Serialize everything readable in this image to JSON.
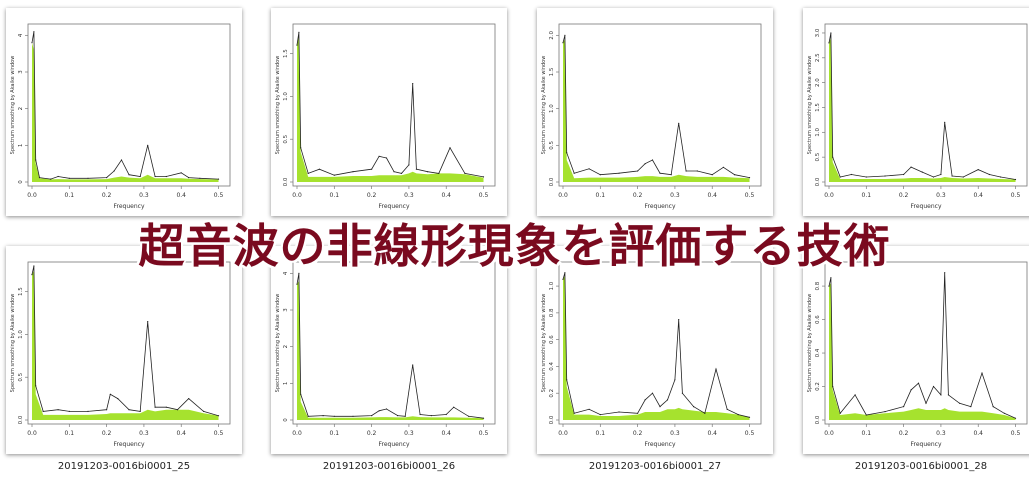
{
  "overlay_title": "超音波の非線形現象を評価する技術",
  "colors": {
    "fill": "#a6e22e",
    "line": "#222222",
    "frame": "#777777",
    "title": "#7a0a1f"
  },
  "chart_data": [
    {
      "type": "area",
      "caption": "",
      "xlabel": "Frequency",
      "ylabel": "Spectrum smoothing by Akaike window",
      "xticks": [
        "0.0",
        "0.1",
        "0.2",
        "0.3",
        "0.4",
        "0.5"
      ],
      "yticks": [
        "0",
        "1",
        "2",
        "3",
        "4"
      ],
      "ylim": [
        0,
        4.2
      ],
      "x": [
        0,
        0.005,
        0.01,
        0.02,
        0.05,
        0.07,
        0.1,
        0.15,
        0.2,
        0.22,
        0.24,
        0.26,
        0.29,
        0.31,
        0.33,
        0.36,
        0.4,
        0.42,
        0.45,
        0.5
      ],
      "values": [
        3.8,
        4.1,
        0.6,
        0.12,
        0.08,
        0.15,
        0.1,
        0.1,
        0.12,
        0.3,
        0.6,
        0.2,
        0.15,
        1.0,
        0.15,
        0.15,
        0.25,
        0.12,
        0.1,
        0.08
      ],
      "smooth": [
        3.8,
        3.6,
        0.5,
        0.1,
        0.07,
        0.08,
        0.07,
        0.07,
        0.08,
        0.12,
        0.15,
        0.12,
        0.1,
        0.2,
        0.1,
        0.1,
        0.1,
        0.09,
        0.08,
        0.07
      ]
    },
    {
      "type": "area",
      "caption": "",
      "xlabel": "Frequency",
      "ylabel": "Spectrum smoothing by Akaike window",
      "xticks": [
        "0.0",
        "0.1",
        "0.2",
        "0.3",
        "0.4",
        "0.5"
      ],
      "yticks": [
        "0.0",
        "0.5",
        "1.0",
        "1.5"
      ],
      "ylim": [
        0,
        1.8
      ],
      "x": [
        0,
        0.005,
        0.01,
        0.03,
        0.06,
        0.1,
        0.15,
        0.2,
        0.22,
        0.24,
        0.26,
        0.28,
        0.3,
        0.31,
        0.32,
        0.35,
        0.38,
        0.41,
        0.45,
        0.5
      ],
      "values": [
        1.6,
        1.75,
        0.4,
        0.1,
        0.15,
        0.08,
        0.12,
        0.15,
        0.3,
        0.28,
        0.12,
        0.1,
        0.2,
        1.15,
        0.15,
        0.12,
        0.1,
        0.4,
        0.1,
        0.06
      ],
      "smooth": [
        1.6,
        1.72,
        0.35,
        0.06,
        0.06,
        0.06,
        0.07,
        0.07,
        0.08,
        0.08,
        0.08,
        0.08,
        0.1,
        0.12,
        0.1,
        0.09,
        0.1,
        0.1,
        0.09,
        0.05
      ]
    },
    {
      "type": "area",
      "caption": "",
      "xlabel": "Frequency",
      "ylabel": "Spectrum smoothing by Akaike window",
      "xticks": [
        "0.0",
        "0.1",
        "0.2",
        "0.3",
        "0.4",
        "0.5"
      ],
      "yticks": [
        "0.0",
        "0.5",
        "1.0",
        "1.5",
        "2.0"
      ],
      "ylim": [
        0,
        2.1
      ],
      "x": [
        0,
        0.005,
        0.01,
        0.03,
        0.07,
        0.1,
        0.15,
        0.2,
        0.22,
        0.24,
        0.26,
        0.29,
        0.31,
        0.33,
        0.36,
        0.4,
        0.43,
        0.46,
        0.5
      ],
      "values": [
        1.9,
        2.0,
        0.4,
        0.12,
        0.18,
        0.1,
        0.12,
        0.15,
        0.25,
        0.3,
        0.12,
        0.1,
        0.8,
        0.15,
        0.15,
        0.1,
        0.2,
        0.1,
        0.06
      ],
      "smooth": [
        1.9,
        1.95,
        0.3,
        0.05,
        0.06,
        0.06,
        0.06,
        0.07,
        0.08,
        0.08,
        0.07,
        0.07,
        0.1,
        0.08,
        0.07,
        0.07,
        0.07,
        0.06,
        0.05
      ]
    },
    {
      "type": "area",
      "caption": "",
      "xlabel": "Frequency",
      "ylabel": "Spectrum smoothing by Akaike window",
      "xticks": [
        "0.0",
        "0.1",
        "0.2",
        "0.3",
        "0.4",
        "0.5"
      ],
      "yticks": [
        "0.0",
        "0.5",
        "1.0",
        "1.5",
        "2.0",
        "2.5",
        "3.0"
      ],
      "ylim": [
        0,
        3.1
      ],
      "x": [
        0,
        0.005,
        0.01,
        0.03,
        0.06,
        0.1,
        0.15,
        0.2,
        0.22,
        0.25,
        0.28,
        0.3,
        0.31,
        0.33,
        0.36,
        0.4,
        0.43,
        0.46,
        0.5
      ],
      "values": [
        2.8,
        3.0,
        0.5,
        0.1,
        0.15,
        0.1,
        0.12,
        0.15,
        0.3,
        0.2,
        0.1,
        0.15,
        1.2,
        0.12,
        0.1,
        0.25,
        0.15,
        0.1,
        0.05
      ],
      "smooth": [
        2.8,
        2.9,
        0.4,
        0.06,
        0.06,
        0.06,
        0.06,
        0.07,
        0.08,
        0.08,
        0.07,
        0.08,
        0.1,
        0.08,
        0.07,
        0.08,
        0.07,
        0.06,
        0.05
      ]
    },
    {
      "type": "area",
      "caption": "20191203-0016bi0001_25",
      "xlabel": "Frequency",
      "ylabel": "Spectrum smoothing by Akaike window",
      "xticks": [
        "0.0",
        "0.1",
        "0.2",
        "0.3",
        "0.4",
        "0.5"
      ],
      "yticks": [
        "0.0",
        "0.5",
        "1.0",
        "1.5"
      ],
      "ylim": [
        0,
        1.8
      ],
      "x": [
        0,
        0.005,
        0.01,
        0.03,
        0.07,
        0.1,
        0.15,
        0.2,
        0.21,
        0.23,
        0.26,
        0.29,
        0.31,
        0.33,
        0.36,
        0.39,
        0.42,
        0.46,
        0.5
      ],
      "values": [
        1.7,
        1.8,
        0.4,
        0.1,
        0.12,
        0.1,
        0.1,
        0.12,
        0.3,
        0.25,
        0.12,
        0.1,
        1.15,
        0.15,
        0.15,
        0.12,
        0.25,
        0.1,
        0.05
      ],
      "smooth": [
        1.7,
        1.75,
        0.3,
        0.06,
        0.06,
        0.06,
        0.06,
        0.07,
        0.08,
        0.08,
        0.08,
        0.08,
        0.12,
        0.1,
        0.12,
        0.12,
        0.12,
        0.08,
        0.05
      ]
    },
    {
      "type": "area",
      "caption": "20191203-0016bi0001_26",
      "xlabel": "Frequency",
      "ylabel": "Spectrum smoothing by Akaike window",
      "xticks": [
        "0.0",
        "0.1",
        "0.2",
        "0.3",
        "0.4",
        "0.5"
      ],
      "yticks": [
        "0",
        "1",
        "2",
        "3",
        "4"
      ],
      "ylim": [
        0,
        4.2
      ],
      "x": [
        0,
        0.005,
        0.01,
        0.03,
        0.07,
        0.1,
        0.15,
        0.2,
        0.22,
        0.24,
        0.27,
        0.29,
        0.31,
        0.33,
        0.36,
        0.4,
        0.42,
        0.46,
        0.5
      ],
      "values": [
        3.7,
        4.0,
        0.7,
        0.1,
        0.12,
        0.1,
        0.1,
        0.12,
        0.25,
        0.3,
        0.12,
        0.1,
        1.5,
        0.15,
        0.12,
        0.15,
        0.35,
        0.1,
        0.05
      ],
      "smooth": [
        3.7,
        3.8,
        0.5,
        0.06,
        0.06,
        0.06,
        0.06,
        0.07,
        0.08,
        0.08,
        0.07,
        0.07,
        0.1,
        0.08,
        0.07,
        0.07,
        0.07,
        0.06,
        0.05
      ]
    },
    {
      "type": "area",
      "caption": "20191203-0016bi0001_27",
      "xlabel": "Frequency",
      "ylabel": "Spectrum smoothing by Akaike window",
      "xticks": [
        "0.0",
        "0.1",
        "0.2",
        "0.3",
        "0.4",
        "0.5"
      ],
      "yticks": [
        "0.0",
        "0.2",
        "0.4",
        "0.6",
        "0.8",
        "1.0"
      ],
      "ylim": [
        0,
        1.15
      ],
      "x": [
        0,
        0.005,
        0.01,
        0.03,
        0.07,
        0.1,
        0.15,
        0.2,
        0.22,
        0.24,
        0.26,
        0.28,
        0.3,
        0.31,
        0.32,
        0.35,
        0.38,
        0.41,
        0.44,
        0.47,
        0.5
      ],
      "values": [
        1.05,
        1.1,
        0.3,
        0.05,
        0.08,
        0.04,
        0.06,
        0.05,
        0.15,
        0.2,
        0.1,
        0.15,
        0.3,
        0.75,
        0.2,
        0.1,
        0.05,
        0.38,
        0.08,
        0.04,
        0.02
      ],
      "smooth": [
        1.05,
        1.08,
        0.25,
        0.04,
        0.04,
        0.03,
        0.03,
        0.04,
        0.06,
        0.06,
        0.06,
        0.08,
        0.08,
        0.09,
        0.08,
        0.07,
        0.06,
        0.06,
        0.05,
        0.04,
        0.02
      ]
    },
    {
      "type": "area",
      "caption": "20191203-0016bi0001_28",
      "xlabel": "Frequency",
      "ylabel": "Spectrum smoothing by Akaike window",
      "xticks": [
        "0.0",
        "0.1",
        "0.2",
        "0.3",
        "0.4",
        "0.5"
      ],
      "yticks": [
        "0.0",
        "0.2",
        "0.4",
        "0.6",
        "0.8"
      ],
      "ylim": [
        0,
        0.92
      ],
      "x": [
        0,
        0.005,
        0.01,
        0.03,
        0.07,
        0.1,
        0.15,
        0.2,
        0.22,
        0.24,
        0.26,
        0.28,
        0.3,
        0.31,
        0.32,
        0.35,
        0.38,
        0.41,
        0.44,
        0.47,
        0.5
      ],
      "values": [
        0.8,
        0.85,
        0.2,
        0.04,
        0.15,
        0.03,
        0.05,
        0.08,
        0.18,
        0.22,
        0.1,
        0.2,
        0.15,
        0.88,
        0.15,
        0.1,
        0.08,
        0.28,
        0.08,
        0.04,
        0.01
      ],
      "smooth": [
        0.8,
        0.82,
        0.18,
        0.03,
        0.04,
        0.03,
        0.04,
        0.05,
        0.06,
        0.07,
        0.06,
        0.06,
        0.06,
        0.07,
        0.06,
        0.05,
        0.05,
        0.05,
        0.04,
        0.03,
        0.01
      ]
    }
  ]
}
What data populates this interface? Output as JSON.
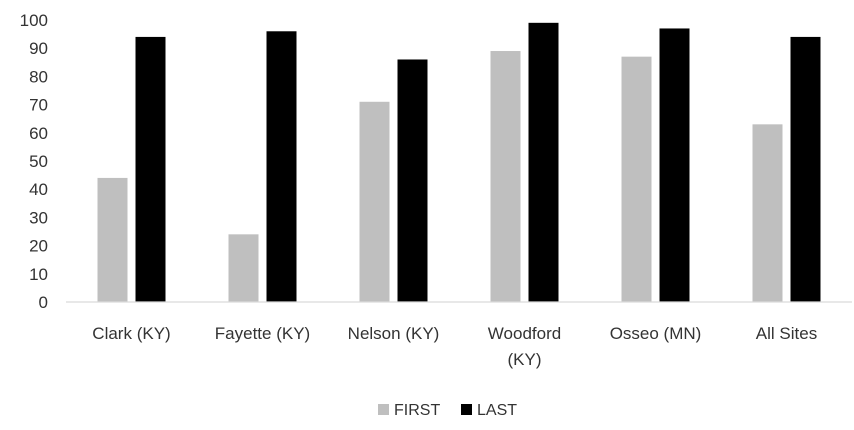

----------

● THE PROBLEM:
Copy out every line that includes the word "JSON".

● RESPONSE FOR THIS EXERCISE:
Serialize everything readable in this image to JSON.
What data populates this interface? Output as JSON.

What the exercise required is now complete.